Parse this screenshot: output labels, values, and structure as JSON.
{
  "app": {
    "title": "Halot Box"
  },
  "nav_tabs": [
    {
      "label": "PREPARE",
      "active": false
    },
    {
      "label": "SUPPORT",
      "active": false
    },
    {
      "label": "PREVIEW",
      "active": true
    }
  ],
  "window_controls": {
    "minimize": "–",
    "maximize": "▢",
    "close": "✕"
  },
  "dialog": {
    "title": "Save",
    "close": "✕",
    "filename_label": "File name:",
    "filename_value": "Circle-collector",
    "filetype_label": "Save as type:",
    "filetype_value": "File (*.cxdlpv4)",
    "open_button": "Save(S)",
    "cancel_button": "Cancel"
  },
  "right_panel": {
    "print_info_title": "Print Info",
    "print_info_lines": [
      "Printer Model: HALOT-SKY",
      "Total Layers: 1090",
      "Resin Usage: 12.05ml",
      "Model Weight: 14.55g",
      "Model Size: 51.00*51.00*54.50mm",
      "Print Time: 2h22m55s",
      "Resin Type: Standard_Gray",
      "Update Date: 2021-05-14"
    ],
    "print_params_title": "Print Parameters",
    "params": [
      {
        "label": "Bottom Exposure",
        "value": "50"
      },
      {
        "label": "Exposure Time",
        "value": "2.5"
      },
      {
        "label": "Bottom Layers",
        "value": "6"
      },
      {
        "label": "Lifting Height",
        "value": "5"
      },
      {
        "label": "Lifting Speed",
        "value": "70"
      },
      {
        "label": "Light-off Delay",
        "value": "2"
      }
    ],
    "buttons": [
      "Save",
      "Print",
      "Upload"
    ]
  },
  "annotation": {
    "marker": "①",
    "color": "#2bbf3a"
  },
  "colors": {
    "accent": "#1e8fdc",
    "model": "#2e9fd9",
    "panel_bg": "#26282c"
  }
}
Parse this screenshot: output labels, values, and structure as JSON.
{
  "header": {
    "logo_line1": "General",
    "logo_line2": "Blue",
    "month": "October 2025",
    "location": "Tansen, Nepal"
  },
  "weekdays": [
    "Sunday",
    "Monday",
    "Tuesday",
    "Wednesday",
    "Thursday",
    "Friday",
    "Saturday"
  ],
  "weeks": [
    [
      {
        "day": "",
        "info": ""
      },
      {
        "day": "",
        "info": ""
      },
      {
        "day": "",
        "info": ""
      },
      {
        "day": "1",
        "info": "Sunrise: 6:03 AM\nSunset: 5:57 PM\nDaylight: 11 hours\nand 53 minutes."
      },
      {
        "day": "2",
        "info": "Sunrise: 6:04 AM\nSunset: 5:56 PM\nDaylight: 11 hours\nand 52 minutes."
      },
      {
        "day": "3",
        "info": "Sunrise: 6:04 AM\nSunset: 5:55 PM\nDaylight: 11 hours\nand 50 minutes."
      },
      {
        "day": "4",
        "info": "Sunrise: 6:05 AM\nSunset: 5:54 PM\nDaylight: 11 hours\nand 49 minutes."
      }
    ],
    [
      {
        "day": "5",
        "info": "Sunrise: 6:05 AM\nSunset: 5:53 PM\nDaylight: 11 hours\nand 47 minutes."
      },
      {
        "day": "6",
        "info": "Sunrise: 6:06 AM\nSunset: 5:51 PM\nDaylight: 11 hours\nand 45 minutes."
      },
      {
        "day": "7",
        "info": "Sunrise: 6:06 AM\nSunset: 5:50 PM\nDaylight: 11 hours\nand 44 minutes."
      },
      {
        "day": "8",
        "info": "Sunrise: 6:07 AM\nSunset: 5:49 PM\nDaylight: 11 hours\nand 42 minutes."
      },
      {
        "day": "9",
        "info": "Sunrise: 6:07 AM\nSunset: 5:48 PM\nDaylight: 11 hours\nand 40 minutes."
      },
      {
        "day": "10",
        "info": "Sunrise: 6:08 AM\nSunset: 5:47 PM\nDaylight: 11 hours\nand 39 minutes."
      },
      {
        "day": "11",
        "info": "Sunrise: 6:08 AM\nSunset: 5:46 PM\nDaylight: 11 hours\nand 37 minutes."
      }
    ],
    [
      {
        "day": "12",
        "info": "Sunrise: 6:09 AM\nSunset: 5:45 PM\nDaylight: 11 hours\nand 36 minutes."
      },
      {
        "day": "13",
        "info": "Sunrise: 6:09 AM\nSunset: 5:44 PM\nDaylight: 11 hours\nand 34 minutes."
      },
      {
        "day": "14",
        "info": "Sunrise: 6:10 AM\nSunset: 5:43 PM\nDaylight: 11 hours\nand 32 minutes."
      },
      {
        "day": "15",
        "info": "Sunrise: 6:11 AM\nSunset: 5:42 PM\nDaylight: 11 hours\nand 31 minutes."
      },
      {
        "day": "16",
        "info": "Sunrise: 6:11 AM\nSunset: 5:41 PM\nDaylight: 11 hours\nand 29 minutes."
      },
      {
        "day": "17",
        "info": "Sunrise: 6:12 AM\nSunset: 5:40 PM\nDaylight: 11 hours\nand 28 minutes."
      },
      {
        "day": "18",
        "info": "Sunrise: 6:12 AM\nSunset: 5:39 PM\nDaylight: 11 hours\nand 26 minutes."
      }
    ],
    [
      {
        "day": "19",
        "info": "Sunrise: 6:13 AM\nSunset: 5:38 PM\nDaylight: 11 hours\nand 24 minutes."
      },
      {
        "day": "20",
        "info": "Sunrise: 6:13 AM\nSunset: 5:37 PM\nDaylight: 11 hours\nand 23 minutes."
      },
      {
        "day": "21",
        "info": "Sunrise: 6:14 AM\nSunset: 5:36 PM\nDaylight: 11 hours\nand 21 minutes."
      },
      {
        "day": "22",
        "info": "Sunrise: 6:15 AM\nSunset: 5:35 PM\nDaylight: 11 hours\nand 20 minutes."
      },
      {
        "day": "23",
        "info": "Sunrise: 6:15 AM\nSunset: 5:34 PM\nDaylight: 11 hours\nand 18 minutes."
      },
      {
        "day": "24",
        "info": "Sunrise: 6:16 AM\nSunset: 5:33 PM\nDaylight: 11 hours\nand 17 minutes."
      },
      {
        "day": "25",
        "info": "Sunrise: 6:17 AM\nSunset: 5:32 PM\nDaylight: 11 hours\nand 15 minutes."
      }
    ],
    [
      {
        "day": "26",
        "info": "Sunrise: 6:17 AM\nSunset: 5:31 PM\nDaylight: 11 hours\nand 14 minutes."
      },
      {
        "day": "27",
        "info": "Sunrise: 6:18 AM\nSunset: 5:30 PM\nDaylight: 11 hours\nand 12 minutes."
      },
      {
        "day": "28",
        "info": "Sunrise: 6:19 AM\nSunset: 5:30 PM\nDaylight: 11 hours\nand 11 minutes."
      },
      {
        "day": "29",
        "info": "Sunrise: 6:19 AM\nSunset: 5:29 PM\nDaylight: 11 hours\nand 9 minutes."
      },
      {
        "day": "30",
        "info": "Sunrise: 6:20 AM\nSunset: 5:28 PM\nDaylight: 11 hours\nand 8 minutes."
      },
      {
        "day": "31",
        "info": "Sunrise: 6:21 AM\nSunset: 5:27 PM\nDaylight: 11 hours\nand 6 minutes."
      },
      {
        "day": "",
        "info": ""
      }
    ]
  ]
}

....

Task prompt: Output all of the data above without any alteration.

Correct response:
Parse this screenshot: output labels, values, and structure as JSON.
{
  "app": {
    "title": "Halot Box"
  },
  "nav_tabs": [
    {
      "label": "PREPARE",
      "active": false
    },
    {
      "label": "SUPPORT",
      "active": false
    },
    {
      "label": "PREVIEW",
      "active": true
    }
  ],
  "window_controls": {
    "minimize": "–",
    "maximize": "▢",
    "close": "✕"
  },
  "dialog": {
    "title": "Save",
    "close": "✕",
    "filename_label": "File name:",
    "filename_value": "Circle-collector",
    "filetype_label": "Save as type:",
    "filetype_value": "File (*.cxdlpv4)",
    "open_button": "Save(S)",
    "cancel_button": "Cancel"
  },
  "right_panel": {
    "print_info_title": "Print Info",
    "print_info_lines": [
      "Printer Model: HALOT-SKY",
      "Total Layers: 1090",
      "Resin Usage: 12.05ml",
      "Model Weight: 14.55g",
      "Model Size: 51.00*51.00*54.50mm",
      "Print Time: 2h22m55s",
      "Resin Type: Standard_Gray",
      "Update Date: 2021-05-14"
    ],
    "print_params_title": "Print Parameters",
    "params": [
      {
        "label": "Bottom Exposure",
        "value": "50"
      },
      {
        "label": "Exposure Time",
        "value": "2.5"
      },
      {
        "label": "Bottom Layers",
        "value": "6"
      },
      {
        "label": "Lifting Height",
        "value": "5"
      },
      {
        "label": "Lifting Speed",
        "value": "70"
      },
      {
        "label": "Light-off Delay",
        "value": "2"
      }
    ],
    "buttons": [
      "Save",
      "Print",
      "Upload"
    ]
  },
  "annotation": {
    "marker": "①",
    "color": "#2bbf3a"
  },
  "colors": {
    "accent": "#1e8fdc",
    "model": "#2e9fd9",
    "panel_bg": "#26282c"
  }
}
Parse this screenshot: output labels, values, and structure as JSON.
{
  "header": {
    "logo_line1": "General",
    "logo_line2": "Blue",
    "month": "October 2025",
    "location": "Tansen, Nepal"
  },
  "weekdays": [
    "Sunday",
    "Monday",
    "Tuesday",
    "Wednesday",
    "Thursday",
    "Friday",
    "Saturday"
  ],
  "weeks": [
    [
      {
        "day": "",
        "info": ""
      },
      {
        "day": "",
        "info": ""
      },
      {
        "day": "",
        "info": ""
      },
      {
        "day": "1",
        "info": "Sunrise: 6:03 AM\nSunset: 5:57 PM\nDaylight: 11 hours\nand 53 minutes."
      },
      {
        "day": "2",
        "info": "Sunrise: 6:04 AM\nSunset: 5:56 PM\nDaylight: 11 hours\nand 52 minutes."
      },
      {
        "day": "3",
        "info": "Sunrise: 6:04 AM\nSunset: 5:55 PM\nDaylight: 11 hours\nand 50 minutes."
      },
      {
        "day": "4",
        "info": "Sunrise: 6:05 AM\nSunset: 5:54 PM\nDaylight: 11 hours\nand 49 minutes."
      }
    ],
    [
      {
        "day": "5",
        "info": "Sunrise: 6:05 AM\nSunset: 5:53 PM\nDaylight: 11 hours\nand 47 minutes."
      },
      {
        "day": "6",
        "info": "Sunrise: 6:06 AM\nSunset: 5:51 PM\nDaylight: 11 hours\nand 45 minutes."
      },
      {
        "day": "7",
        "info": "Sunrise: 6:06 AM\nSunset: 5:50 PM\nDaylight: 11 hours\nand 44 minutes."
      },
      {
        "day": "8",
        "info": "Sunrise: 6:07 AM\nSunset: 5:49 PM\nDaylight: 11 hours\nand 42 minutes."
      },
      {
        "day": "9",
        "info": "Sunrise: 6:07 AM\nSunset: 5:48 PM\nDaylight: 11 hours\nand 40 minutes."
      },
      {
        "day": "10",
        "info": "Sunrise: 6:08 AM\nSunset: 5:47 PM\nDaylight: 11 hours\nand 39 minutes."
      },
      {
        "day": "11",
        "info": "Sunrise: 6:08 AM\nSunset: 5:46 PM\nDaylight: 11 hours\nand 37 minutes."
      }
    ],
    [
      {
        "day": "12",
        "info": "Sunrise: 6:09 AM\nSunset: 5:45 PM\nDaylight: 11 hours\nand 36 minutes."
      },
      {
        "day": "13",
        "info": "Sunrise: 6:09 AM\nSunset: 5:44 PM\nDaylight: 11 hours\nand 34 minutes."
      },
      {
        "day": "14",
        "info": "Sunrise: 6:10 AM\nSunset: 5:43 PM\nDaylight: 11 hours\nand 32 minutes."
      },
      {
        "day": "15",
        "info": "Sunrise: 6:11 AM\nSunset: 5:42 PM\nDaylight: 11 hours\nand 31 minutes."
      },
      {
        "day": "16",
        "info": "Sunrise: 6:11 AM\nSunset: 5:41 PM\nDaylight: 11 hours\nand 29 minutes."
      },
      {
        "day": "17",
        "info": "Sunrise: 6:12 AM\nSunset: 5:40 PM\nDaylight: 11 hours\nand 28 minutes."
      },
      {
        "day": "18",
        "info": "Sunrise: 6:12 AM\nSunset: 5:39 PM\nDaylight: 11 hours\nand 26 minutes."
      }
    ],
    [
      {
        "day": "19",
        "info": "Sunrise: 6:13 AM\nSunset: 5:38 PM\nDaylight: 11 hours\nand 24 minutes."
      },
      {
        "day": "20",
        "info": "Sunrise: 6:13 AM\nSunset: 5:37 PM\nDaylight: 11 hours\nand 23 minutes."
      },
      {
        "day": "21",
        "info": "Sunrise: 6:14 AM\nSunset: 5:36 PM\nDaylight: 11 hours\nand 21 minutes."
      },
      {
        "day": "22",
        "info": "Sunrise: 6:15 AM\nSunset: 5:35 PM\nDaylight: 11 hours\nand 20 minutes."
      },
      {
        "day": "23",
        "info": "Sunrise: 6:15 AM\nSunset: 5:34 PM\nDaylight: 11 hours\nand 18 minutes."
      },
      {
        "day": "24",
        "info": "Sunrise: 6:16 AM\nSunset: 5:33 PM\nDaylight: 11 hours\nand 17 minutes."
      },
      {
        "day": "25",
        "info": "Sunrise: 6:17 AM\nSunset: 5:32 PM\nDaylight: 11 hours\nand 15 minutes."
      }
    ],
    [
      {
        "day": "26",
        "info": "Sunrise: 6:17 AM\nSunset: 5:31 PM\nDaylight: 11 hours\nand 14 minutes."
      },
      {
        "day": "27",
        "info": "Sunrise: 6:18 AM\nSunset: 5:30 PM\nDaylight: 11 hours\nand 12 minutes."
      },
      {
        "day": "28",
        "info": "Sunrise: 6:19 AM\nSunset: 5:30 PM\nDaylight: 11 hours\nand 11 minutes."
      },
      {
        "day": "29",
        "info": "Sunrise: 6:19 AM\nSunset: 5:29 PM\nDaylight: 11 hours\nand 9 minutes."
      },
      {
        "day": "30",
        "info": "Sunrise: 6:20 AM\nSunset: 5:28 PM\nDaylight: 11 hours\nand 8 minutes."
      },
      {
        "day": "31",
        "info": "Sunrise: 6:21 AM\nSunset: 5:27 PM\nDaylight: 11 hours\nand 6 minutes."
      },
      {
        "day": "",
        "info": ""
      }
    ]
  ]
}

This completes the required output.